== What you have to do ==
Report how many lines of these entries hold the string "title"; reply with the number alone.

== Excerpted data ==
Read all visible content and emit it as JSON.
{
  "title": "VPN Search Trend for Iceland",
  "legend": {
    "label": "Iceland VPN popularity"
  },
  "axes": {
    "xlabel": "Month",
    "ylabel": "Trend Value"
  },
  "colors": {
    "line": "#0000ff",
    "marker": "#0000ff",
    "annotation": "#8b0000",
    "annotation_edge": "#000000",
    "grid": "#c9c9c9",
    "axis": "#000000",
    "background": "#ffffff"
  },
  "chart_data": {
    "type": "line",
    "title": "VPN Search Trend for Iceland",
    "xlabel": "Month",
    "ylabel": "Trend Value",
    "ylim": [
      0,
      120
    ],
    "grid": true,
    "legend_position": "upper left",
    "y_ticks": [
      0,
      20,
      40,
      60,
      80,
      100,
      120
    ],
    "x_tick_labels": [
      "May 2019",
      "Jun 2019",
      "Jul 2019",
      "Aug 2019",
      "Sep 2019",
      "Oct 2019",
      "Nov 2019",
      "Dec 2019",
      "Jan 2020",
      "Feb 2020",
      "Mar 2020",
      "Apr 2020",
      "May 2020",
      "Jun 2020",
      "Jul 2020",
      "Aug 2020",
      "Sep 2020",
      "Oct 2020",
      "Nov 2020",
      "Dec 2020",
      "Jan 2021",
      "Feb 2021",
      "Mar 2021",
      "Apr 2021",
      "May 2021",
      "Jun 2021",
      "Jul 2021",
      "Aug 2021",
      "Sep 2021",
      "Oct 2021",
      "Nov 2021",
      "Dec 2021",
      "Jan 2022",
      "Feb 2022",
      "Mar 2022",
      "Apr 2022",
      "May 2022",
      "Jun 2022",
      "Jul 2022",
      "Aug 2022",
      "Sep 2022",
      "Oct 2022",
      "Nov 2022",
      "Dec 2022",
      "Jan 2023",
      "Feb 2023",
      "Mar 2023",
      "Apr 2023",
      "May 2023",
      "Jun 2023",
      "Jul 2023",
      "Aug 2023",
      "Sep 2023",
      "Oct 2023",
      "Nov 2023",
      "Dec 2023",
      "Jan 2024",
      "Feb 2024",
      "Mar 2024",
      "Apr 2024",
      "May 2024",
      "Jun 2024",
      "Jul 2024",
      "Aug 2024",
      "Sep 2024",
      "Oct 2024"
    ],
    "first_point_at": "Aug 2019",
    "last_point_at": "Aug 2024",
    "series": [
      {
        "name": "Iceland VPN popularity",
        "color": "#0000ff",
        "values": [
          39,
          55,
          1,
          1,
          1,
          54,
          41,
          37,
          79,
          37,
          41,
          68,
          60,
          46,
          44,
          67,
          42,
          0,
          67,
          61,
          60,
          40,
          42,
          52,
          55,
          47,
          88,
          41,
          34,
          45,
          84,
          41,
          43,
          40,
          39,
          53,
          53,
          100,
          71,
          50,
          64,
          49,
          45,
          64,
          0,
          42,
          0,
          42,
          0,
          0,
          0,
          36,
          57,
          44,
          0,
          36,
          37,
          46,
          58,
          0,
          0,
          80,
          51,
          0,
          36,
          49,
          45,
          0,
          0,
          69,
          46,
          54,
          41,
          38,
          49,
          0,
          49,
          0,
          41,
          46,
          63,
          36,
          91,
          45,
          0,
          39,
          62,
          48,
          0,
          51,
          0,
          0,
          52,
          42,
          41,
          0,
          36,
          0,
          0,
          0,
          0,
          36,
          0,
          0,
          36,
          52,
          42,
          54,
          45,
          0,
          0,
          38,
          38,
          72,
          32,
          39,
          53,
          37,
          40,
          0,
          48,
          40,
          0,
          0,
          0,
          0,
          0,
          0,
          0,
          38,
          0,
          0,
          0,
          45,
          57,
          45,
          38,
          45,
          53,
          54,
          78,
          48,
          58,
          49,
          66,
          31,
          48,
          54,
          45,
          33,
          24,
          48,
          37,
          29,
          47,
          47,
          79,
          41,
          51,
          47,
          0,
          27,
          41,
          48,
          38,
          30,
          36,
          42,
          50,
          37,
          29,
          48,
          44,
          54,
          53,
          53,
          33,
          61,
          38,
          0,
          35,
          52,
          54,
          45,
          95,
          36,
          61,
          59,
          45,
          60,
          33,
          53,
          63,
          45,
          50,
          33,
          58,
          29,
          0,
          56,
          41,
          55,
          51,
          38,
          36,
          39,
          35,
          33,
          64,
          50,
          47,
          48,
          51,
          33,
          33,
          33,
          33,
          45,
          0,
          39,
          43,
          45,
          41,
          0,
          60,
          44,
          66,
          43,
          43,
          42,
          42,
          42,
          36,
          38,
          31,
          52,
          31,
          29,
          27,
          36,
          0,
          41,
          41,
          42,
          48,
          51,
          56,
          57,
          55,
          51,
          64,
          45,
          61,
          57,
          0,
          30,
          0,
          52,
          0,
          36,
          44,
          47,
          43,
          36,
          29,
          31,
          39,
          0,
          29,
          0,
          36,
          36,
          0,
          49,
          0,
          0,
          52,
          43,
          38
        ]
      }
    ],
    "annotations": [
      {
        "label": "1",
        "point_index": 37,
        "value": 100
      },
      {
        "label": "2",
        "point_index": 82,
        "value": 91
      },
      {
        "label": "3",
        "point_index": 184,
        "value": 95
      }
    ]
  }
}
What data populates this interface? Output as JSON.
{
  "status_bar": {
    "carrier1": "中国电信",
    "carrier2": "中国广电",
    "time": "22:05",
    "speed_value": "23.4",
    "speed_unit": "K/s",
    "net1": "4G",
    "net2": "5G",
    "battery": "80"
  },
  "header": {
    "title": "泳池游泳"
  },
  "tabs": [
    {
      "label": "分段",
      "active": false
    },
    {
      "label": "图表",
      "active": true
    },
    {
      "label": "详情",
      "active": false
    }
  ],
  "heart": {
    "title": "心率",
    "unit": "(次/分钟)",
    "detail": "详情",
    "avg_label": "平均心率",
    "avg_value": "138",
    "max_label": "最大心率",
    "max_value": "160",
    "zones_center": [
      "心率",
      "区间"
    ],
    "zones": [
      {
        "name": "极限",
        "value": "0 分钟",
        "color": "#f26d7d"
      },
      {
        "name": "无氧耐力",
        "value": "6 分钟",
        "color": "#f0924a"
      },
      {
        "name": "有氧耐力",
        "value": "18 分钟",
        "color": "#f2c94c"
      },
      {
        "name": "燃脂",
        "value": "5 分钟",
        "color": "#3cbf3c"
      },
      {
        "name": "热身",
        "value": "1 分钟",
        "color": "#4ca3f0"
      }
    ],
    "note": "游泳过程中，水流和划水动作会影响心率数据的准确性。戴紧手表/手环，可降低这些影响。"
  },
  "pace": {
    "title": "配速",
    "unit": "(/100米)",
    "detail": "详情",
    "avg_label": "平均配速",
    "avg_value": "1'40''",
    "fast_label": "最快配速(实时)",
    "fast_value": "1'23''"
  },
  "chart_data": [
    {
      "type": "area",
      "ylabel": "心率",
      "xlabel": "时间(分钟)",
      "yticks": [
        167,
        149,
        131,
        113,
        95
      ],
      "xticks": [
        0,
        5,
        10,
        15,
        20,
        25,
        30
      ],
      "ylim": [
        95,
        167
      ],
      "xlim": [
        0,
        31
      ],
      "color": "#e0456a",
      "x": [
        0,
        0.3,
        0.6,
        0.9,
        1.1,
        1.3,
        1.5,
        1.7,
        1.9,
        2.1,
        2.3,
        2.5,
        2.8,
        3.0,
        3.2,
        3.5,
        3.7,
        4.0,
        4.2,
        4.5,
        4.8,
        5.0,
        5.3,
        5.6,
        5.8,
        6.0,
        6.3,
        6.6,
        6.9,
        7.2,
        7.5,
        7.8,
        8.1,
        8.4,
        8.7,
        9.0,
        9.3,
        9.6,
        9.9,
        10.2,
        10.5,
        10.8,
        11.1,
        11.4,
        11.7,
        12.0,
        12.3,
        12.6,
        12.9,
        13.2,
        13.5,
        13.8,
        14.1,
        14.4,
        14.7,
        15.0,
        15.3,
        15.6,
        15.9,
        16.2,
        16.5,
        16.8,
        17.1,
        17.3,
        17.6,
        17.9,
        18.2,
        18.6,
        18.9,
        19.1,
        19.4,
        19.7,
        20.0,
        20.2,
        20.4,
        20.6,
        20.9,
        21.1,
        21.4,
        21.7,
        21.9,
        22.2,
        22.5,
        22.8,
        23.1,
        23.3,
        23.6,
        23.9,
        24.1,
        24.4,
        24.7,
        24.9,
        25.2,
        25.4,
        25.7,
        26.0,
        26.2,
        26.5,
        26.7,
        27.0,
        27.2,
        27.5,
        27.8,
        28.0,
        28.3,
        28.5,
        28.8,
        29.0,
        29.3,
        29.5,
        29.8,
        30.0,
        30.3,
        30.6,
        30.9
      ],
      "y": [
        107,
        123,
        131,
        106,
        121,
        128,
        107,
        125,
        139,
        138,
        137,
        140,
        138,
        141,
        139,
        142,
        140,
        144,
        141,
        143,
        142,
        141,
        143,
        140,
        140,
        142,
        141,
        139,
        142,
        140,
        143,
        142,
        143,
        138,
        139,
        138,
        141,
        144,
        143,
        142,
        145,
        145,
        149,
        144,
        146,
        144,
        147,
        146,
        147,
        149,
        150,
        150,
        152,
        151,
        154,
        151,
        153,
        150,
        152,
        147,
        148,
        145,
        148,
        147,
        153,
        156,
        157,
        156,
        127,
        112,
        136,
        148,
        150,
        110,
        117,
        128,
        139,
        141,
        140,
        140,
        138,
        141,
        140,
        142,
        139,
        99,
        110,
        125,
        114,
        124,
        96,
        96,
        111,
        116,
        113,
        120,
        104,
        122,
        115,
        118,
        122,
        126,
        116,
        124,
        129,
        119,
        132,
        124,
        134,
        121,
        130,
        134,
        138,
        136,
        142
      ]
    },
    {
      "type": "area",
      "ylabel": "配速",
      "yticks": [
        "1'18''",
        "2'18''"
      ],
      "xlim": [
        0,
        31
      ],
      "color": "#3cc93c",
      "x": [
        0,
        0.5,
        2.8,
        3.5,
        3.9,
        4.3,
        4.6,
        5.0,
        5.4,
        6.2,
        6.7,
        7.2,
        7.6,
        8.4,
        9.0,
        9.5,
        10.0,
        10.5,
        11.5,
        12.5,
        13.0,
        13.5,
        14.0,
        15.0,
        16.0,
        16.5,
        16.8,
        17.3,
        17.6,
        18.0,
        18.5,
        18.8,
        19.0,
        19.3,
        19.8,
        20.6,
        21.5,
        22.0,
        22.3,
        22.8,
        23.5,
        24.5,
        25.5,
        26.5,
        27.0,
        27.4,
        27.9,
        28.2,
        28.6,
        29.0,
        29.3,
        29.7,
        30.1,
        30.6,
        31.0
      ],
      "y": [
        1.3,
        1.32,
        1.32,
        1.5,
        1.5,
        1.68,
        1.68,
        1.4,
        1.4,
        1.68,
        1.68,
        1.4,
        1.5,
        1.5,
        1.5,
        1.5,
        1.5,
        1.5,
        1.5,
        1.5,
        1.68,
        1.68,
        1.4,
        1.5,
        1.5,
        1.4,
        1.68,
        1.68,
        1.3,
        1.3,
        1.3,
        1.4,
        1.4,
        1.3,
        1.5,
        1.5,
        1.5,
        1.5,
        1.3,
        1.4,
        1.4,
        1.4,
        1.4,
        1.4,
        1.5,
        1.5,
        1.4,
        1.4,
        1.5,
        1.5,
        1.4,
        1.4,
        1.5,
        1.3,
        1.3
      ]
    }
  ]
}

== Correct response ==
5